### REQUEST
Reproduce the records from the line with "result-b-cell[interactable]: 未检出: [379, 274, 463, 295]" to the line with "table-row[interactable]: [1, 442, 715, 463]", changing "value-g-cell" to "value-h-cell" and leaving everything else unchanged.

### PROVIDED INFORMATION

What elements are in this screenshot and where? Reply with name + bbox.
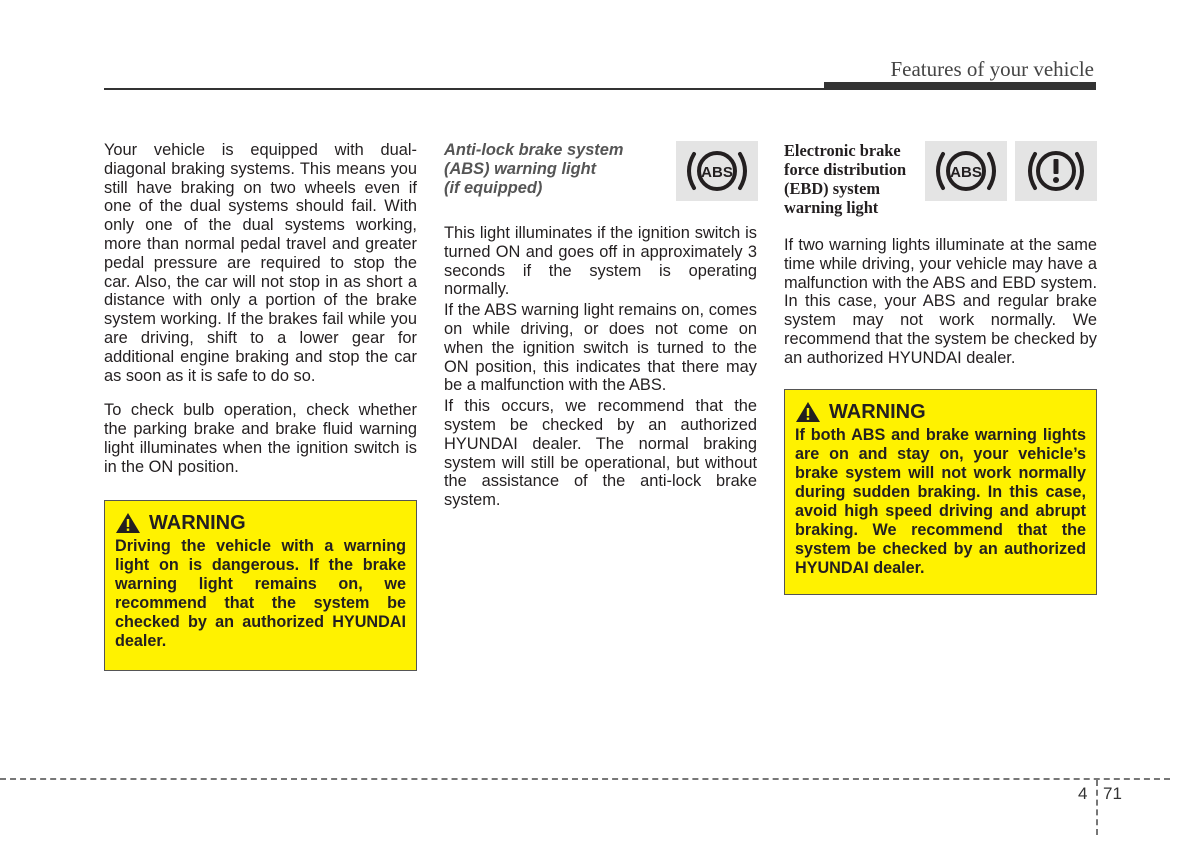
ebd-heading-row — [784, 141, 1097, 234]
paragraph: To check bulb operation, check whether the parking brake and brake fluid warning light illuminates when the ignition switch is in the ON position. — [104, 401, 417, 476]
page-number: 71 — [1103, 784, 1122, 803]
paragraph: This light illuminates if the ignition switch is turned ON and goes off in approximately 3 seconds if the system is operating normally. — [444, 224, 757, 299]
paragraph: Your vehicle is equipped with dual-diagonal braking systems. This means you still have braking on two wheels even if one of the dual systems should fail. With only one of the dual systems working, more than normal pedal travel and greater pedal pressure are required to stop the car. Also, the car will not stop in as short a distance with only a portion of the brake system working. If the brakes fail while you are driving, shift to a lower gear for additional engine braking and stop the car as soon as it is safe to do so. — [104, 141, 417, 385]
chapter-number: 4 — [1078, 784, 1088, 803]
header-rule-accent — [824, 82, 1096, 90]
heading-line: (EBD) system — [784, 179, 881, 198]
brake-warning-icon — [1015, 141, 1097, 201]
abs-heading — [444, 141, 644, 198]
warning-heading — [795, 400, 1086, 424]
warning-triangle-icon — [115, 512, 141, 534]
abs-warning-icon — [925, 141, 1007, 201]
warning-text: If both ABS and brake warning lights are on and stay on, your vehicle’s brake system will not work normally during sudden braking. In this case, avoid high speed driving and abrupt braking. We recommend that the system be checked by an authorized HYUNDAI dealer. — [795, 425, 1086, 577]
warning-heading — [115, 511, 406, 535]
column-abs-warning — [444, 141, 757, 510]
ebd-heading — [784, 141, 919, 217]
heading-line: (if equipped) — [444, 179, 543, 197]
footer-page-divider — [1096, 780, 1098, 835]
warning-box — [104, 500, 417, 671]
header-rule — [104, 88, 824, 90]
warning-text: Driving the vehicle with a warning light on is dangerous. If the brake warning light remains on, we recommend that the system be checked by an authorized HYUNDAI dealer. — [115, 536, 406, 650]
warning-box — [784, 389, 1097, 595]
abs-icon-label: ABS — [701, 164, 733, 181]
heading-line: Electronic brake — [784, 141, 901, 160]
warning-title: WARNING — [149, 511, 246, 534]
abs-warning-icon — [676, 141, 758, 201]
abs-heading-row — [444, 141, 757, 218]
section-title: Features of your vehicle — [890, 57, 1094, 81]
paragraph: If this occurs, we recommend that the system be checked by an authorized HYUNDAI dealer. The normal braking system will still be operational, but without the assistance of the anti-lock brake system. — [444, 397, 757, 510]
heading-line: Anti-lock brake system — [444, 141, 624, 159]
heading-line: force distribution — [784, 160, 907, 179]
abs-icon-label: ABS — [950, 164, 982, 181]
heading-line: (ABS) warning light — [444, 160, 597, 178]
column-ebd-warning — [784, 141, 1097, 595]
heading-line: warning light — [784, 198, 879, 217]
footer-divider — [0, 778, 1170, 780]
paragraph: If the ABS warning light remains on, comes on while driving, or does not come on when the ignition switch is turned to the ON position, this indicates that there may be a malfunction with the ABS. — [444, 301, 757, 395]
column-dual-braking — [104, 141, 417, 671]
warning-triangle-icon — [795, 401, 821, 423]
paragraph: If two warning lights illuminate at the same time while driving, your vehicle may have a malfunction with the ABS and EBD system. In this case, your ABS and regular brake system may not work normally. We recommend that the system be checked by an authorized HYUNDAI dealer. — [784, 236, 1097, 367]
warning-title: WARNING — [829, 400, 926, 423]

* * *

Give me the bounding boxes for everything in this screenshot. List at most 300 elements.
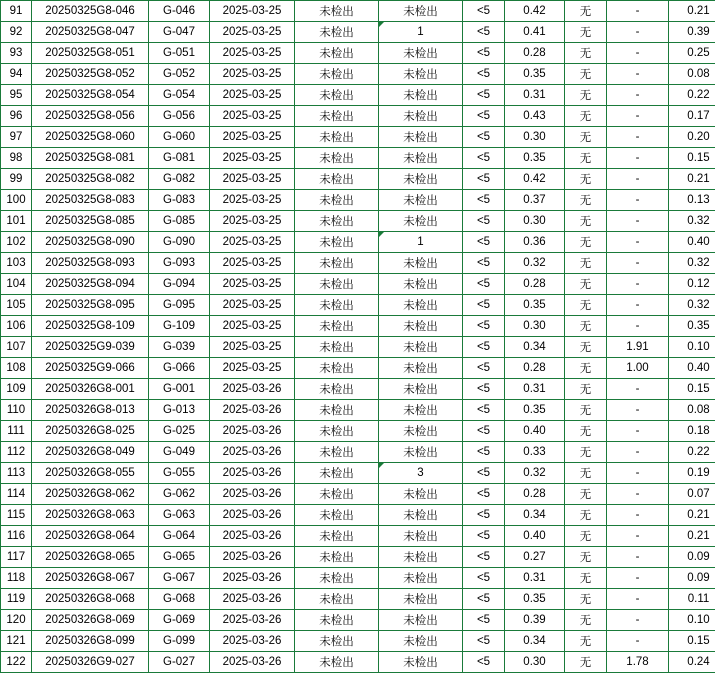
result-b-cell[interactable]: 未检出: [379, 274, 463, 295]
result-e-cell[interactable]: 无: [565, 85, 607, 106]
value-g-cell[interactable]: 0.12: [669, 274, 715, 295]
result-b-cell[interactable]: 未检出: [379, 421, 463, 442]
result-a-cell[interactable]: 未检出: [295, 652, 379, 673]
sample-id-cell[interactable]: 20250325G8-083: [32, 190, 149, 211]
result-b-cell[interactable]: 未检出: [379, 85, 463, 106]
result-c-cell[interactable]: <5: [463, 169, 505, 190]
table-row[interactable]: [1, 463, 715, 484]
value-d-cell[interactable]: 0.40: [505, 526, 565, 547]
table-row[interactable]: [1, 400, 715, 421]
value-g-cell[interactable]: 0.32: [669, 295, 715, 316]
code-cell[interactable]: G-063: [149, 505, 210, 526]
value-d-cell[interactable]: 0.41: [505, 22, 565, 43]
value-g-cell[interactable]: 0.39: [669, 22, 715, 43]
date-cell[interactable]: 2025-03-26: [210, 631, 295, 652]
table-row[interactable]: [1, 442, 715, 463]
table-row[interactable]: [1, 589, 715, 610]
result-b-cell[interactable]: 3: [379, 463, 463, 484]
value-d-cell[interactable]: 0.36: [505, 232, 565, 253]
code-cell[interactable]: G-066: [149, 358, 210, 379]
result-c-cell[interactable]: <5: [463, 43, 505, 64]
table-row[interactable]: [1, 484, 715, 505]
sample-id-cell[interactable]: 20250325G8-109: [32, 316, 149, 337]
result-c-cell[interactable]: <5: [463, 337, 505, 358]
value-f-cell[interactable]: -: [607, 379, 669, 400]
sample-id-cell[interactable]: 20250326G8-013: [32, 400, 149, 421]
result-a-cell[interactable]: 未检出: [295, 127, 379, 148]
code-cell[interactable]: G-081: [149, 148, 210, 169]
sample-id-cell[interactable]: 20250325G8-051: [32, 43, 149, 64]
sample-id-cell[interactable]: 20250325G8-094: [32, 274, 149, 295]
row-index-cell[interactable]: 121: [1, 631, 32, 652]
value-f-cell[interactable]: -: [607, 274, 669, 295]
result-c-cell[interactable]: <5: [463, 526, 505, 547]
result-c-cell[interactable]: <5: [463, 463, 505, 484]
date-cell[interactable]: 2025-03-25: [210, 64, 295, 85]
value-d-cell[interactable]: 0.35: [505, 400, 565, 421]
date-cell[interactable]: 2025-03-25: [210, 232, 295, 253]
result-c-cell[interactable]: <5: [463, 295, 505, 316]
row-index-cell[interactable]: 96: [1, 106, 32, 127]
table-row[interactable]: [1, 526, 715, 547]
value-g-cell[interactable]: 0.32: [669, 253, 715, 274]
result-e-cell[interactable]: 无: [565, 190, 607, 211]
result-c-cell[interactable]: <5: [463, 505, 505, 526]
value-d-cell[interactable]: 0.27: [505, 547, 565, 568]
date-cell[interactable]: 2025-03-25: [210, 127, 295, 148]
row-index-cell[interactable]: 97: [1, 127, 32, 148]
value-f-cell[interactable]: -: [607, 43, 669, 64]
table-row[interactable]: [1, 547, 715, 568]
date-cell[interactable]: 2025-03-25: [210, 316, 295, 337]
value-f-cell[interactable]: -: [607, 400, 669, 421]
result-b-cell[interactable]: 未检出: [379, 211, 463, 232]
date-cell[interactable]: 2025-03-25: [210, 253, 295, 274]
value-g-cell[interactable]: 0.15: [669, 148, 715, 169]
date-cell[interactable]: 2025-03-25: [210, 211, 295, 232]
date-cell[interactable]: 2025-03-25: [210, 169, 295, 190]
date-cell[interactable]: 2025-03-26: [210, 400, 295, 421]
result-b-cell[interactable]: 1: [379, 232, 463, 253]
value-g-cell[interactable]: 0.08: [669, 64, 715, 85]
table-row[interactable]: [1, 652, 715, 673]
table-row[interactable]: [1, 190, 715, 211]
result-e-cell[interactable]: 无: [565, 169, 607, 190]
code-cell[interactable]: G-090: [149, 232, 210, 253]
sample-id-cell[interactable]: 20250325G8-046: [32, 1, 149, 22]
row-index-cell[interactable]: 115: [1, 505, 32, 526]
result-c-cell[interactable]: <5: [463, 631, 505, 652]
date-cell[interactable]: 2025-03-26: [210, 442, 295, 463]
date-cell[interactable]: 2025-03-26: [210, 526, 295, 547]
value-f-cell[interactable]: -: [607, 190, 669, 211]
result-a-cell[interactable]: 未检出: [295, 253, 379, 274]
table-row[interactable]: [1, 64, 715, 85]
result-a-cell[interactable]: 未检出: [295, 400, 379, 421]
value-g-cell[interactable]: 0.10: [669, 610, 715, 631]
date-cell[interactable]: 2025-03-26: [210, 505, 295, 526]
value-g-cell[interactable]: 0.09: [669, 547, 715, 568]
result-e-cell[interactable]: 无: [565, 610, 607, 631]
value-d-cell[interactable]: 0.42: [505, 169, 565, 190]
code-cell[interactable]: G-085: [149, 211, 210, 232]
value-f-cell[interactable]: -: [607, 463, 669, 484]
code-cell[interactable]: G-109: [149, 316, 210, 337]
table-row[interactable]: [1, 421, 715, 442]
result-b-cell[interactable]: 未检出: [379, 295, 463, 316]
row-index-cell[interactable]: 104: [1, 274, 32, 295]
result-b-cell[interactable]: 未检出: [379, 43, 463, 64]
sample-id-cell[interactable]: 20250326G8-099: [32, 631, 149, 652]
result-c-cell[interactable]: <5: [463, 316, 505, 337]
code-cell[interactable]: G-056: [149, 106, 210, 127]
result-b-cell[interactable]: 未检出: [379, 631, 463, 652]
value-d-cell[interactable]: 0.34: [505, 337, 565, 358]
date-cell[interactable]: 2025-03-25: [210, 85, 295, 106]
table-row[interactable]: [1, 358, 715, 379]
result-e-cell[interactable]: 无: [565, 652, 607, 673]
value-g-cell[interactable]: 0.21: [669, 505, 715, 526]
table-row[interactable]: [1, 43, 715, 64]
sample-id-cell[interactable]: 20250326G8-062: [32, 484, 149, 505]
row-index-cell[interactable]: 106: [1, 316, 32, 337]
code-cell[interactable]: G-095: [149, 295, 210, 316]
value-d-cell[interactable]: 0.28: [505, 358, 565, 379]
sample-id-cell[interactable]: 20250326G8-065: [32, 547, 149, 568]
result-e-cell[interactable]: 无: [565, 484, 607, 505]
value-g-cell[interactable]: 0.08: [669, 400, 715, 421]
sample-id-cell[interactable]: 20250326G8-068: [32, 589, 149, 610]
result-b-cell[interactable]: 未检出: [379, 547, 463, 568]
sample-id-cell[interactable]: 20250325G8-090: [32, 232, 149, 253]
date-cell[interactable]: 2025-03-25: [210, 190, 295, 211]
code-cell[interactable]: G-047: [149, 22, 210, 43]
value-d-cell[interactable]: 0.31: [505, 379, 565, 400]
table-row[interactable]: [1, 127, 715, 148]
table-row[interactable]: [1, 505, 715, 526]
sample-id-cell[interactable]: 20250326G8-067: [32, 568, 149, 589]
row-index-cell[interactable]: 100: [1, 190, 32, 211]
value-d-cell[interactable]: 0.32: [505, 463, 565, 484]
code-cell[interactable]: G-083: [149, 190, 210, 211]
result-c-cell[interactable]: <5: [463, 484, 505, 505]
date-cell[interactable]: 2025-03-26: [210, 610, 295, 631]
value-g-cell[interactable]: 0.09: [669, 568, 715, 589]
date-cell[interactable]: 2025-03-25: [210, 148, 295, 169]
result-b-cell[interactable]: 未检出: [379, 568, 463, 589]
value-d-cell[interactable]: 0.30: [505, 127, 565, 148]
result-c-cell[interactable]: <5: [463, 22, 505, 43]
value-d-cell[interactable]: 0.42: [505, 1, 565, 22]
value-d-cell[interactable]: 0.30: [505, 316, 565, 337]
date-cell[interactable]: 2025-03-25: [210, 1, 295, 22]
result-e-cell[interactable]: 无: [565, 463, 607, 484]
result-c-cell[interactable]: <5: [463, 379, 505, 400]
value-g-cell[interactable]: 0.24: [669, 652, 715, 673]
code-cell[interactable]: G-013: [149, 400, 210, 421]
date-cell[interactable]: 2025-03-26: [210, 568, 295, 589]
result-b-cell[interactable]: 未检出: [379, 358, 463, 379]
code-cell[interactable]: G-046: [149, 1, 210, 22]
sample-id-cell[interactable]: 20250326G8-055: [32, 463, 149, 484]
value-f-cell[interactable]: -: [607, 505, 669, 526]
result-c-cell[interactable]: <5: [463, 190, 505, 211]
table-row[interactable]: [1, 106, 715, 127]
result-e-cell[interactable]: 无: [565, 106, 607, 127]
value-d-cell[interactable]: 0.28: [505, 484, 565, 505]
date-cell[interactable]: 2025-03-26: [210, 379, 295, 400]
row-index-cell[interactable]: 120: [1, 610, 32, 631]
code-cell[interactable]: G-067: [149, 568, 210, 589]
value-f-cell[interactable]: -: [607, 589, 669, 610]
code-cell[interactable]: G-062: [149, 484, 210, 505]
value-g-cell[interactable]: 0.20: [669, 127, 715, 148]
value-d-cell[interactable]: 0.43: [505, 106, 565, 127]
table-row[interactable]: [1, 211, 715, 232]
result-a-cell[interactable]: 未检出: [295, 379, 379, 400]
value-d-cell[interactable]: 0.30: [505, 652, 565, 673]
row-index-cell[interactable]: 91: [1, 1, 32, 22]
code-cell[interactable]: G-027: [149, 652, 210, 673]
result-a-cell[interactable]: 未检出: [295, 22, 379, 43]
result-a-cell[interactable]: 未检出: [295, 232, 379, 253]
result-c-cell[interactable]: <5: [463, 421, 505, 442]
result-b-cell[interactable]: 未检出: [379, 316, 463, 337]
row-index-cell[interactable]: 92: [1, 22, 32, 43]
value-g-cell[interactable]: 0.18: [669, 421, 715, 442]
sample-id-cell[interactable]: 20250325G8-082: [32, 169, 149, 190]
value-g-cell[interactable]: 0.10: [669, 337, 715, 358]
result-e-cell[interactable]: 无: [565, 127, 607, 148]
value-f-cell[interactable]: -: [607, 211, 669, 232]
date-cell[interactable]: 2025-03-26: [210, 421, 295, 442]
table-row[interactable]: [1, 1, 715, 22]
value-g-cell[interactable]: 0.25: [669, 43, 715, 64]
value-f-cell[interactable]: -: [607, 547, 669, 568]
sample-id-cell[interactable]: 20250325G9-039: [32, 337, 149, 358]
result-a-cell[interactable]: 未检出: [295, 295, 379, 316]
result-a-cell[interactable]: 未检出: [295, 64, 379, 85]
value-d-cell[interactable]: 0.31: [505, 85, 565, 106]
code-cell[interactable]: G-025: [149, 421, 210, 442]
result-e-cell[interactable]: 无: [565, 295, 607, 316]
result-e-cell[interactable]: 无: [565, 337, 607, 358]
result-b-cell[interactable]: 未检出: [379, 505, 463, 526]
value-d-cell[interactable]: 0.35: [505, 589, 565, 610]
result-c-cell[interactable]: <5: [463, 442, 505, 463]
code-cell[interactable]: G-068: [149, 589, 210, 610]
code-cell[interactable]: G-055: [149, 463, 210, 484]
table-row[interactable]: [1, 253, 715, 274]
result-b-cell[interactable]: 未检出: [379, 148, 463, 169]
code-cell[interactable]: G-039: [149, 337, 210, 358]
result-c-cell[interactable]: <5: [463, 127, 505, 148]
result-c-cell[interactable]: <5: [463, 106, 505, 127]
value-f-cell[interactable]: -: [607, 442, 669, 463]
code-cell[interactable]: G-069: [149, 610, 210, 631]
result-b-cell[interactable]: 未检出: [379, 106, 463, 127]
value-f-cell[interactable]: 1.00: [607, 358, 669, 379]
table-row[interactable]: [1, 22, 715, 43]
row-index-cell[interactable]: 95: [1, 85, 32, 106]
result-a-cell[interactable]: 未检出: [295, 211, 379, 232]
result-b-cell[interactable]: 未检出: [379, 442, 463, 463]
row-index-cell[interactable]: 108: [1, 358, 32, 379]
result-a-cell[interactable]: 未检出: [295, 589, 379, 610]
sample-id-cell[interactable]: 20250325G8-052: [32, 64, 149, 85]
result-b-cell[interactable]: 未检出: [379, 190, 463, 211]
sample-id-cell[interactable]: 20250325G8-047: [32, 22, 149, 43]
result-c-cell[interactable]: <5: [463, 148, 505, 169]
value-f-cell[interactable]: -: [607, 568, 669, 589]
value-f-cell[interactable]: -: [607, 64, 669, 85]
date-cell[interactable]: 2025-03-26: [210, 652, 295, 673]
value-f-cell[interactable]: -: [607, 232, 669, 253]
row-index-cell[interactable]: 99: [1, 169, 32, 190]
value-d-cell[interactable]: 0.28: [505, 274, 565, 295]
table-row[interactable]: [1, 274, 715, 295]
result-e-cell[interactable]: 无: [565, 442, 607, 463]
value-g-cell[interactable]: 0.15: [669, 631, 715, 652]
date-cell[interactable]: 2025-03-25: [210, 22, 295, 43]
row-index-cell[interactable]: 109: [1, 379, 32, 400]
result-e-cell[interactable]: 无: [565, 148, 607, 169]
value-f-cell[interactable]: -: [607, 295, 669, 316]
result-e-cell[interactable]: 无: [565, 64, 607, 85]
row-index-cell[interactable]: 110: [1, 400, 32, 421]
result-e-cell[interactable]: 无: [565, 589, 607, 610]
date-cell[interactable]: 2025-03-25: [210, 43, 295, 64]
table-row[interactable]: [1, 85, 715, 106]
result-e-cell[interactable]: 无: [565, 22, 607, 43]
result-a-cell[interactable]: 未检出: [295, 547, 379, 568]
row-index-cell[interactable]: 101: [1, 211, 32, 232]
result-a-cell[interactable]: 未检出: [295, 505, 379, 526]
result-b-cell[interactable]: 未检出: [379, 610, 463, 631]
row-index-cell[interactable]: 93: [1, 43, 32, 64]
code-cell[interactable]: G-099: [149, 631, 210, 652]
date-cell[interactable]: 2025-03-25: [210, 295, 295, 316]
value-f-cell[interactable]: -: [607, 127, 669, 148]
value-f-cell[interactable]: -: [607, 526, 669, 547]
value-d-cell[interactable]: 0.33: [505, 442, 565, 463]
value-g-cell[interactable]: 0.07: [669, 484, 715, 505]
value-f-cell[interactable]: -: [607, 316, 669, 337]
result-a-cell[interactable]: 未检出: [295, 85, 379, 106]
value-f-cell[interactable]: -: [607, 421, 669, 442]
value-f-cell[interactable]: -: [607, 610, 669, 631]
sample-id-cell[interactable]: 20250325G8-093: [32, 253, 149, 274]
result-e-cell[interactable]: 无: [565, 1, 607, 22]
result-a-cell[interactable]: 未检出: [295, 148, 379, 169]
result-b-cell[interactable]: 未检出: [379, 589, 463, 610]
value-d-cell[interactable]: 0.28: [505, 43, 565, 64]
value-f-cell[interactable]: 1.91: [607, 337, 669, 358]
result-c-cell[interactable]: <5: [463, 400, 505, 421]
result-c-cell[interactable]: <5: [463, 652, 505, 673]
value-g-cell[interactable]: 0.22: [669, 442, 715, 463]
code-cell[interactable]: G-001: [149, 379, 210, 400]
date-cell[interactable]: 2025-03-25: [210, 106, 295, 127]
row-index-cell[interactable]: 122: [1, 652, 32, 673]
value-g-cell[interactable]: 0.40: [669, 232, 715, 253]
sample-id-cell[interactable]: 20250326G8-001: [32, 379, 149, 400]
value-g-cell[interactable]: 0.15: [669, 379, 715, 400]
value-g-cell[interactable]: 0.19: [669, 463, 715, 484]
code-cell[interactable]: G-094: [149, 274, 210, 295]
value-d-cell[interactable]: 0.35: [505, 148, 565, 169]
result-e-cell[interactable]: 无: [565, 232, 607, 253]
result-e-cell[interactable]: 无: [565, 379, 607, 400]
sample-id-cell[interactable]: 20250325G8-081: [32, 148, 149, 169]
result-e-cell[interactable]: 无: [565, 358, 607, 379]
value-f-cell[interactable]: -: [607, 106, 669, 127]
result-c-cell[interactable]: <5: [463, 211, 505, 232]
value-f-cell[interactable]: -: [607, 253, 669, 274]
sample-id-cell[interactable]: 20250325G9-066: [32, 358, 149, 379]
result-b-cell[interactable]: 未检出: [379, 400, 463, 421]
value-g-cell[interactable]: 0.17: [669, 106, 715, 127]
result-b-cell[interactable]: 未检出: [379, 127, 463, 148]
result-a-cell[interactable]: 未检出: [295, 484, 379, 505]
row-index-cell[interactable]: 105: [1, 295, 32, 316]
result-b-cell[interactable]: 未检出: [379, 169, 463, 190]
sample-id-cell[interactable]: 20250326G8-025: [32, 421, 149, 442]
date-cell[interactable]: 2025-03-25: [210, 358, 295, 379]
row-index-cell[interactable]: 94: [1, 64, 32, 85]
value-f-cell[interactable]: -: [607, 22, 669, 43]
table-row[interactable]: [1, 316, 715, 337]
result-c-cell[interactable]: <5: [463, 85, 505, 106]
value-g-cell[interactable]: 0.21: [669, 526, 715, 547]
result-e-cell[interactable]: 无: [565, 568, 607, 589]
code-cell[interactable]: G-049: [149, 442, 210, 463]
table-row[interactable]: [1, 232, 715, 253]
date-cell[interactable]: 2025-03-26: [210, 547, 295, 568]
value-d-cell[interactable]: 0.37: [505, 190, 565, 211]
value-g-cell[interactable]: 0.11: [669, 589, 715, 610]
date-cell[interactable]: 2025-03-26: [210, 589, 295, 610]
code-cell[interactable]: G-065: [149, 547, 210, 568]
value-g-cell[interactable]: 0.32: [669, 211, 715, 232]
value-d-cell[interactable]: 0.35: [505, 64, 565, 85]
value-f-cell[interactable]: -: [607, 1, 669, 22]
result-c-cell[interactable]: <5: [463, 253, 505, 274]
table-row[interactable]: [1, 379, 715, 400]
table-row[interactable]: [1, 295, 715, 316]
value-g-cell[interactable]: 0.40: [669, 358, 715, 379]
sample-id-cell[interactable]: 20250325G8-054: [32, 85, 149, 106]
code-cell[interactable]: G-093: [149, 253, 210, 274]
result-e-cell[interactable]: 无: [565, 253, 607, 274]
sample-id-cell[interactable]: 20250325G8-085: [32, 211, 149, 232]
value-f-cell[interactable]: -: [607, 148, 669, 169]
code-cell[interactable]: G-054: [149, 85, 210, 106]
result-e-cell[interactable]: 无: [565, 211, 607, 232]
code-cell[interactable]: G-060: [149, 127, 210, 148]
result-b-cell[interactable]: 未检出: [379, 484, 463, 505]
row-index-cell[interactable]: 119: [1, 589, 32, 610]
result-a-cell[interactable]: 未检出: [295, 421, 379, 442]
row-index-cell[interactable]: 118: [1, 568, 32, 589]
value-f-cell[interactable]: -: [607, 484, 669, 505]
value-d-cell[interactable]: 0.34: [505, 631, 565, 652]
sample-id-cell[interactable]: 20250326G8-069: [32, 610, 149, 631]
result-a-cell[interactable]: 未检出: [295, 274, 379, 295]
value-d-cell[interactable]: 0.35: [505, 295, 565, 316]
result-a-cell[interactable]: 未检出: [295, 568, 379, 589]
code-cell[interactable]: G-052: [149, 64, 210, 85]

### WRITTEN SOLUTION
result-b-cell[interactable]: 未检出: [379, 274, 463, 295]
result-e-cell[interactable]: 无: [565, 85, 607, 106]
value-h-cell[interactable]: 0.12: [669, 274, 715, 295]
result-b-cell[interactable]: 未检出: [379, 421, 463, 442]
result-a-cell[interactable]: 未检出: [295, 652, 379, 673]
sample-id-cell[interactable]: 20250325G8-083: [32, 190, 149, 211]
result-b-cell[interactable]: 未检出: [379, 85, 463, 106]
result-c-cell[interactable]: <5: [463, 169, 505, 190]
table-row[interactable]: [1, 463, 715, 484]
value-d-cell[interactable]: 0.40: [505, 526, 565, 547]
table-row[interactable]: [1, 400, 715, 421]
value-h-cell[interactable]: 0.32: [669, 295, 715, 316]
code-cell[interactable]: G-063: [149, 505, 210, 526]
value-d-cell[interactable]: 0.41: [505, 22, 565, 43]
value-h-cell[interactable]: 0.39: [669, 22, 715, 43]
date-cell[interactable]: 2025-03-26: [210, 631, 295, 652]
table-row[interactable]: [1, 442, 715, 463]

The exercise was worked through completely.